◆ **Exercício breve a**: Verifique se as afirmações abaixo estão de acordo com o texto sobre as lojas da Apple, respondendo sim ou não e citando literalmente as palavras decisivas do texto. (i) Steve Jobs assina 313 patentes. (ii) A escada de vidro foi concebida para uma loja da Apple em Londres. (iii) Em 2011, a rede Tiffany ocupou o primeiro lugar em faturamento por área nos Estados Unidos.

◆ **Texto do documento**:
Loja da Fnac em São Paulo: a loja que vai no embalo do público geek da paulista (Alexandre Battibugli/EXAME.com)
Da Redação
Publicado em 18 de julho de 2012 às 11h29.
São Paulo - Das 313 patentes que levam a assinatura de Steve Jobs, fundador da Apple, uma delas não tem nada a ver com iPhones, iPads ou Macbooks. Trata-se de uma escada de vidro, concebida para a loja da Apple da Quinta Avenida, em Nova York, e replicada para dezenas de unidades no mundo todo.
Na biografia de Jobs, o jornalista americano Walter Isaacson retrata a concepção das lojas como uma obsessão do fundador da Apple. O design deveria ser tão atraente quanto o dos produtos fabricados pela empresa, imaginou Jobs. Funcionou.
Em 2011, pouco mais de uma década depois de a primeira unidade ser inaugurada, as lojas da Apple foram as que mais faturaram por área nos Estados Unidos: 130 000 reais por metro quadrado por ano — o segundo lugar ficou com a rede de joalherias Tiffany. Os santuários de vendas da Apple são tudo o que qualquer loja deveria ser: venerada pelos clientes e verdadeira máquina de geração de receita.

◆ **Material fornecido**:

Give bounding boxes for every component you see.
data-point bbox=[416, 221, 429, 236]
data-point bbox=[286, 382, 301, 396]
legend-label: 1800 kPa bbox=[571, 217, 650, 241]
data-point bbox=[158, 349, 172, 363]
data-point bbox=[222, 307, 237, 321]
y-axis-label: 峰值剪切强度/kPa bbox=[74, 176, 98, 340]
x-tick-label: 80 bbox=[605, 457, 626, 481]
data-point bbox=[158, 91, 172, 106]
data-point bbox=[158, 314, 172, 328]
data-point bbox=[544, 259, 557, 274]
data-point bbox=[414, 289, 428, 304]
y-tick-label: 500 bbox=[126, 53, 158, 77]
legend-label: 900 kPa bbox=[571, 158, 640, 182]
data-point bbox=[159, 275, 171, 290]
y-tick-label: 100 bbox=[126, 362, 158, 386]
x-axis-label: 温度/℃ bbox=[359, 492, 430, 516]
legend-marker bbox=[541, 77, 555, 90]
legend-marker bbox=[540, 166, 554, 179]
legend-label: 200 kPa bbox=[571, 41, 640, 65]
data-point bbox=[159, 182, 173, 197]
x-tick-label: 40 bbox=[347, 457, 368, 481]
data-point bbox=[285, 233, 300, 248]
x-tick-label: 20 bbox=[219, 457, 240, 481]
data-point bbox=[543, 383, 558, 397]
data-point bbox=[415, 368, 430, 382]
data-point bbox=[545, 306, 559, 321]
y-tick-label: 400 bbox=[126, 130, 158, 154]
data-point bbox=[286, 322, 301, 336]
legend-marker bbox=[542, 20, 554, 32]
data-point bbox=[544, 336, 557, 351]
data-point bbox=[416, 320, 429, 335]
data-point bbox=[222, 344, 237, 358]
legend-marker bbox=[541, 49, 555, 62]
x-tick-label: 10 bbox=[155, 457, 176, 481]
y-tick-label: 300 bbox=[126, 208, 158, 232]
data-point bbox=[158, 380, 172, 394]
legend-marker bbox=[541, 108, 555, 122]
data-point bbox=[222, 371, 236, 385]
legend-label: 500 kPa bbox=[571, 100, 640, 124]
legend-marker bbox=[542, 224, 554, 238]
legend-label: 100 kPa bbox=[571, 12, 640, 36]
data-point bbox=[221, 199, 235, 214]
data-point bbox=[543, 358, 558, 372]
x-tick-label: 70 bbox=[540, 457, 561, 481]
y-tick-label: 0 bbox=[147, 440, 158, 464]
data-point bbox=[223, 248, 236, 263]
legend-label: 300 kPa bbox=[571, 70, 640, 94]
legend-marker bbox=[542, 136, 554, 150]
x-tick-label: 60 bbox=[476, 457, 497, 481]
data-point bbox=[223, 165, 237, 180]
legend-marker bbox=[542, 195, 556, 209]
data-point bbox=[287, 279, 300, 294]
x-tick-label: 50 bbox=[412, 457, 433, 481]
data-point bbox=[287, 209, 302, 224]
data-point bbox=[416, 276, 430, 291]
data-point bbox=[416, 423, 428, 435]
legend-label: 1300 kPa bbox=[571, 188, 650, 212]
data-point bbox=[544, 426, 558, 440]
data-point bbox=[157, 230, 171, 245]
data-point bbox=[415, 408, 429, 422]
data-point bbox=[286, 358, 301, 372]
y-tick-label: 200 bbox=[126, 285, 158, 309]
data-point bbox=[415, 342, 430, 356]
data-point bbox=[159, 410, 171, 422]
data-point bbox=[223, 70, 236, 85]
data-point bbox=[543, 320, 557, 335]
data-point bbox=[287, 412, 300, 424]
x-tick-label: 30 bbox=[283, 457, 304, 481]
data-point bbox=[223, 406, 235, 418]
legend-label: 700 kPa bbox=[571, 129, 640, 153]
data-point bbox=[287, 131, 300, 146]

◆ **Exercício breve b**: Converta em tabela Markdown, com as colunas Nº e Conteúdo, tudo o que vai do início dos registros até a linha que contém "data-point bbox=[415, 368, 430, 382]", inclusive, omitindo as linhas em branco.

◆ **Resposta completa a**:
(i) Sim: "Das 313 patentes que levam a assinatura de Steve Jobs".
(ii) Não: "concebida para a loja da Apple da Quinta Avenida, em Nova York".
(iii) Não: "o segundo lugar ficou com a rede de joalherias Tiffany".

◆ **Resposta completa b**:
| Nº | Conteúdo |
|---|---|
| 1 | Give bounding boxes for every component you see. |
| 2 | data-point bbox=[416, 221, 429, 236] |
| 3 | data-point bbox=[286, 382, 301, 396] |
| 4 | legend-label: 1800 kPa bbox=[571, 217, 650, 241] |
| 5 | data-point bbox=[158, 349, 172, 363] |
| 6 | data-point bbox=[222, 307, 237, 321] |
| 7 | y-axis-label: 峰值剪切强度/kPa bbox=[74, 176, 98, 340] |
| 8 | x-tick-label: 80 bbox=[605, 457, 626, 481] |
| 9 | data-point bbox=[158, 91, 172, 106] |
| 10 | data-point bbox=[158, 314, 172, 328] |
| 11 | data-point bbox=[544, 259, 557, 274] |
| 12 | data-point bbox=[414, 289, 428, 304] |
| 13 | y-tick-label: 500 bbox=[126, 53, 158, 77] |
| 14 | legend-label: 900 kPa bbox=[571, 158, 640, 182] |
| 15 | data-point bbox=[159, 275, 171, 290] |
| 16 | y-tick-label: 100 bbox=[126, 362, 158, 386] |
| 17 | x-axis-label: 温度/℃ bbox=[359, 492, 430, 516] |
| 18 | legend-marker bbox=[541, 77, 555, 90] |
| 19 | legend-marker bbox=[540, 166, 554, 179] |
| 20 | legend-label: 200 kPa bbox=[571, 41, 640, 65] |
| 21 | data-point bbox=[159, 182, 173, 197] |
| 22 | x-tick-label: 40 bbox=[347, 457, 368, 481] |
| 23 | data-point bbox=[285, 233, 300, 248] |
| 24 | x-tick-label: 20 bbox=[219, 457, 240, 481] |
| 25 | data-point bbox=[543, 383, 558, 397] |
| 26 | data-point bbox=[415, 368, 430, 382] |